Return the records word for word. Any pictures in them are not part of the copy.
________
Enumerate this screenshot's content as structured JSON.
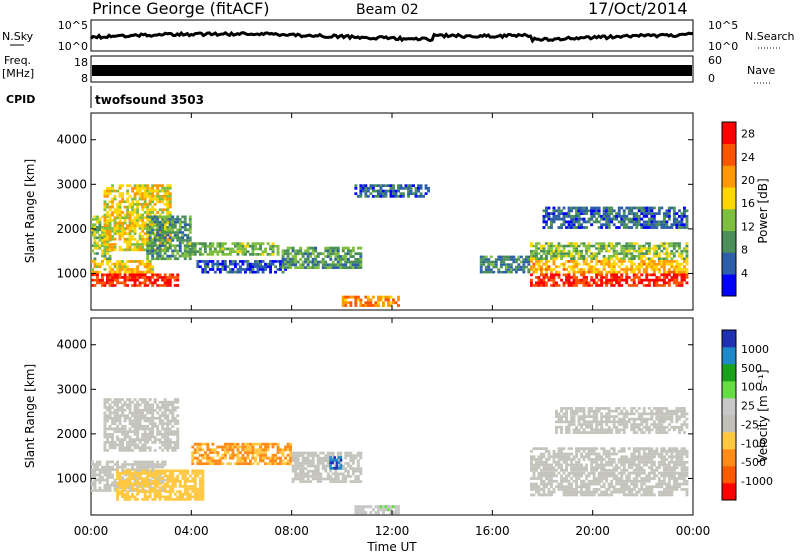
{
  "header": {
    "station": "Prince George (fitACF)",
    "beam": "Beam 02",
    "date": "17/Oct/2014"
  },
  "labels": {
    "nsky": "N.Sky",
    "nsearch": "N.Search",
    "freq": "Freq.",
    "freq_unit": "[MHz]",
    "nave": "Nave",
    "cpid": "CPID",
    "cpid_value": "twofsound 3503",
    "ylabel": "Slant Range [km]",
    "xlabel": "Time UT",
    "power_label": "Power [dB]",
    "velocity_label": "Velocity [m s⁻¹]"
  },
  "noise_panel": {
    "left_ticks": [
      "10^5",
      "10^0"
    ],
    "right_ticks": [
      "10^5",
      "10^0"
    ]
  },
  "freq_panel": {
    "left_ticks": [
      "18",
      "8"
    ],
    "right_ticks": [
      "60",
      "0"
    ]
  },
  "x_ticks": [
    "00:00",
    "04:00",
    "08:00",
    "12:00",
    "16:00",
    "20:00",
    "00:00"
  ],
  "colors": {
    "power": [
      "#0000ff",
      "#2d5fa8",
      "#4a8f5a",
      "#7fbf3f",
      "#ffd700",
      "#ff9900",
      "#ff5500",
      "#ff0000"
    ],
    "velocity": [
      "#ff0000",
      "#ff5a00",
      "#ff8c1a",
      "#ffc840",
      "#c0c0b8",
      "#c8c8c8",
      "#66dd44",
      "#1aa01a",
      "#1e88c8",
      "#2030b0"
    ],
    "ground_scatter": "#c4c4bc"
  },
  "chart_data": [
    {
      "panel": "power",
      "type": "heatmap",
      "xlabel": "Time UT",
      "ylabel": "Slant Range [km]",
      "xlim_hours": [
        0,
        24
      ],
      "ylim": [
        180,
        4600
      ],
      "y_ticks": [
        1000,
        2000,
        3000,
        4000
      ],
      "colorbar": {
        "label": "Power [dB]",
        "ticks": [
          4,
          8,
          12,
          16,
          20,
          24,
          28
        ],
        "range": [
          0,
          30
        ]
      },
      "regions": [
        {
          "t": [
            0.0,
            3.5
          ],
          "r": [
            700,
            1000
          ],
          "value": 27
        },
        {
          "t": [
            0.0,
            2.5
          ],
          "r": [
            1000,
            1300
          ],
          "value": 18
        },
        {
          "t": [
            0.0,
            0.8
          ],
          "r": [
            1300,
            2300
          ],
          "value": 14
        },
        {
          "t": [
            0.5,
            3.2
          ],
          "r": [
            1500,
            3000
          ],
          "value": 17
        },
        {
          "t": [
            2.2,
            4.0
          ],
          "r": [
            1300,
            2300
          ],
          "value": 10
        },
        {
          "t": [
            3.8,
            7.5
          ],
          "r": [
            1400,
            1700
          ],
          "value": 12
        },
        {
          "t": [
            4.2,
            7.8
          ],
          "r": [
            1000,
            1300
          ],
          "value": 5
        },
        {
          "t": [
            7.6,
            10.8
          ],
          "r": [
            1100,
            1600
          ],
          "value": 10
        },
        {
          "t": [
            10.0,
            12.3
          ],
          "r": [
            250,
            500
          ],
          "value": 22
        },
        {
          "t": [
            10.5,
            13.5
          ],
          "r": [
            2700,
            3000
          ],
          "value": 6
        },
        {
          "t": [
            15.5,
            17.5
          ],
          "r": [
            1000,
            1400
          ],
          "value": 8
        },
        {
          "t": [
            17.5,
            23.8
          ],
          "r": [
            1300,
            1700
          ],
          "value": 13
        },
        {
          "t": [
            17.5,
            23.8
          ],
          "r": [
            1000,
            1300
          ],
          "value": 19
        },
        {
          "t": [
            17.5,
            23.8
          ],
          "r": [
            700,
            1000
          ],
          "value": 27
        },
        {
          "t": [
            18.0,
            23.8
          ],
          "r": [
            2000,
            2500
          ],
          "value": 6
        }
      ]
    },
    {
      "panel": "velocity",
      "type": "heatmap",
      "xlabel": "Time UT",
      "ylabel": "Slant Range [km]",
      "xlim_hours": [
        0,
        24
      ],
      "ylim": [
        180,
        4600
      ],
      "y_ticks": [
        1000,
        2000,
        3000,
        4000
      ],
      "colorbar": {
        "label": "Velocity [m s⁻¹]",
        "ticks": [
          1000,
          500,
          100,
          25,
          -25,
          -100,
          -500,
          -1000
        ]
      },
      "regions": [
        {
          "t": [
            0.0,
            3.0
          ],
          "r": [
            700,
            1400
          ],
          "value": 0,
          "ground_scatter": true
        },
        {
          "t": [
            0.5,
            3.5
          ],
          "r": [
            1600,
            2800
          ],
          "value": 0,
          "ground_scatter": true
        },
        {
          "t": [
            1.0,
            4.5
          ],
          "r": [
            500,
            1200
          ],
          "value": -300
        },
        {
          "t": [
            4.0,
            8.0
          ],
          "r": [
            1300,
            1800
          ],
          "value": -400
        },
        {
          "t": [
            8.0,
            10.8
          ],
          "r": [
            900,
            1600
          ],
          "value": 0,
          "ground_scatter": true
        },
        {
          "t": [
            9.5,
            10.0
          ],
          "r": [
            1200,
            1500
          ],
          "value": 800
        },
        {
          "t": [
            10.5,
            12.3
          ],
          "r": [
            200,
            400
          ],
          "value": 120
        },
        {
          "t": [
            17.5,
            23.8
          ],
          "r": [
            600,
            1700
          ],
          "value": 0,
          "ground_scatter": true
        },
        {
          "t": [
            18.5,
            23.8
          ],
          "r": [
            2000,
            2600
          ],
          "value": 0,
          "ground_scatter": true
        }
      ]
    }
  ]
}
________
:: Problem solution ::
Enumerate this screenshot's content as structured JSON.
{
  "header": {
    "station": "Prince George (fitACF)",
    "beam": "Beam 02",
    "date": "17/Oct/2014"
  },
  "labels": {
    "nsky": "N.Sky",
    "nsearch": "N.Search",
    "freq": "Freq.",
    "freq_unit": "[MHz]",
    "nave": "Nave",
    "cpid": "CPID",
    "cpid_value": "twofsound 3503",
    "ylabel": "Slant Range [km]",
    "xlabel": "Time UT",
    "power_label": "Power [dB]",
    "velocity_label": "Velocity [m s⁻¹]"
  },
  "noise_panel": {
    "left_ticks": [
      "10^5",
      "10^0"
    ],
    "right_ticks": [
      "10^5",
      "10^0"
    ]
  },
  "freq_panel": {
    "left_ticks": [
      "18",
      "8"
    ],
    "right_ticks": [
      "60",
      "0"
    ]
  },
  "x_ticks": [
    "00:00",
    "04:00",
    "08:00",
    "12:00",
    "16:00",
    "20:00",
    "00:00"
  ],
  "colors": {
    "power": [
      "#0000ff",
      "#2d5fa8",
      "#4a8f5a",
      "#7fbf3f",
      "#ffd700",
      "#ff9900",
      "#ff5500",
      "#ff0000"
    ],
    "velocity": [
      "#ff0000",
      "#ff5a00",
      "#ff8c1a",
      "#ffc840",
      "#c0c0b8",
      "#c8c8c8",
      "#66dd44",
      "#1aa01a",
      "#1e88c8",
      "#2030b0"
    ],
    "ground_scatter": "#c4c4bc"
  },
  "chart_data": [
    {
      "panel": "power",
      "type": "heatmap",
      "xlabel": "Time UT",
      "ylabel": "Slant Range [km]",
      "xlim_hours": [
        0,
        24
      ],
      "ylim": [
        180,
        4600
      ],
      "y_ticks": [
        1000,
        2000,
        3000,
        4000
      ],
      "colorbar": {
        "label": "Power [dB]",
        "ticks": [
          4,
          8,
          12,
          16,
          20,
          24,
          28
        ],
        "range": [
          0,
          30
        ]
      },
      "regions": [
        {
          "t": [
            0.0,
            3.5
          ],
          "r": [
            700,
            1000
          ],
          "value": 27
        },
        {
          "t": [
            0.0,
            2.5
          ],
          "r": [
            1000,
            1300
          ],
          "value": 18
        },
        {
          "t": [
            0.0,
            0.8
          ],
          "r": [
            1300,
            2300
          ],
          "value": 14
        },
        {
          "t": [
            0.5,
            3.2
          ],
          "r": [
            1500,
            3000
          ],
          "value": 17
        },
        {
          "t": [
            2.2,
            4.0
          ],
          "r": [
            1300,
            2300
          ],
          "value": 10
        },
        {
          "t": [
            3.8,
            7.5
          ],
          "r": [
            1400,
            1700
          ],
          "value": 12
        },
        {
          "t": [
            4.2,
            7.8
          ],
          "r": [
            1000,
            1300
          ],
          "value": 5
        },
        {
          "t": [
            7.6,
            10.8
          ],
          "r": [
            1100,
            1600
          ],
          "value": 10
        },
        {
          "t": [
            10.0,
            12.3
          ],
          "r": [
            250,
            500
          ],
          "value": 22
        },
        {
          "t": [
            10.5,
            13.5
          ],
          "r": [
            2700,
            3000
          ],
          "value": 6
        },
        {
          "t": [
            15.5,
            17.5
          ],
          "r": [
            1000,
            1400
          ],
          "value": 8
        },
        {
          "t": [
            17.5,
            23.8
          ],
          "r": [
            1300,
            1700
          ],
          "value": 13
        },
        {
          "t": [
            17.5,
            23.8
          ],
          "r": [
            1000,
            1300
          ],
          "value": 19
        },
        {
          "t": [
            17.5,
            23.8
          ],
          "r": [
            700,
            1000
          ],
          "value": 27
        },
        {
          "t": [
            18.0,
            23.8
          ],
          "r": [
            2000,
            2500
          ],
          "value": 6
        }
      ]
    },
    {
      "panel": "velocity",
      "type": "heatmap",
      "xlabel": "Time UT",
      "ylabel": "Slant Range [km]",
      "xlim_hours": [
        0,
        24
      ],
      "ylim": [
        180,
        4600
      ],
      "y_ticks": [
        1000,
        2000,
        3000,
        4000
      ],
      "colorbar": {
        "label": "Velocity [m s⁻¹]",
        "ticks": [
          1000,
          500,
          100,
          25,
          -25,
          -100,
          -500,
          -1000
        ]
      },
      "regions": [
        {
          "t": [
            0.0,
            3.0
          ],
          "r": [
            700,
            1400
          ],
          "value": 0,
          "ground_scatter": true
        },
        {
          "t": [
            0.5,
            3.5
          ],
          "r": [
            1600,
            2800
          ],
          "value": 0,
          "ground_scatter": true
        },
        {
          "t": [
            1.0,
            4.5
          ],
          "r": [
            500,
            1200
          ],
          "value": -300
        },
        {
          "t": [
            4.0,
            8.0
          ],
          "r": [
            1300,
            1800
          ],
          "value": -400
        },
        {
          "t": [
            8.0,
            10.8
          ],
          "r": [
            900,
            1600
          ],
          "value": 0,
          "ground_scatter": true
        },
        {
          "t": [
            9.5,
            10.0
          ],
          "r": [
            1200,
            1500
          ],
          "value": 800
        },
        {
          "t": [
            10.5,
            12.3
          ],
          "r": [
            200,
            400
          ],
          "value": 120
        },
        {
          "t": [
            17.5,
            23.8
          ],
          "r": [
            600,
            1700
          ],
          "value": 0,
          "ground_scatter": true
        },
        {
          "t": [
            18.5,
            23.8
          ],
          "r": [
            2000,
            2600
          ],
          "value": 0,
          "ground_scatter": true
        }
      ]
    }
  ]
}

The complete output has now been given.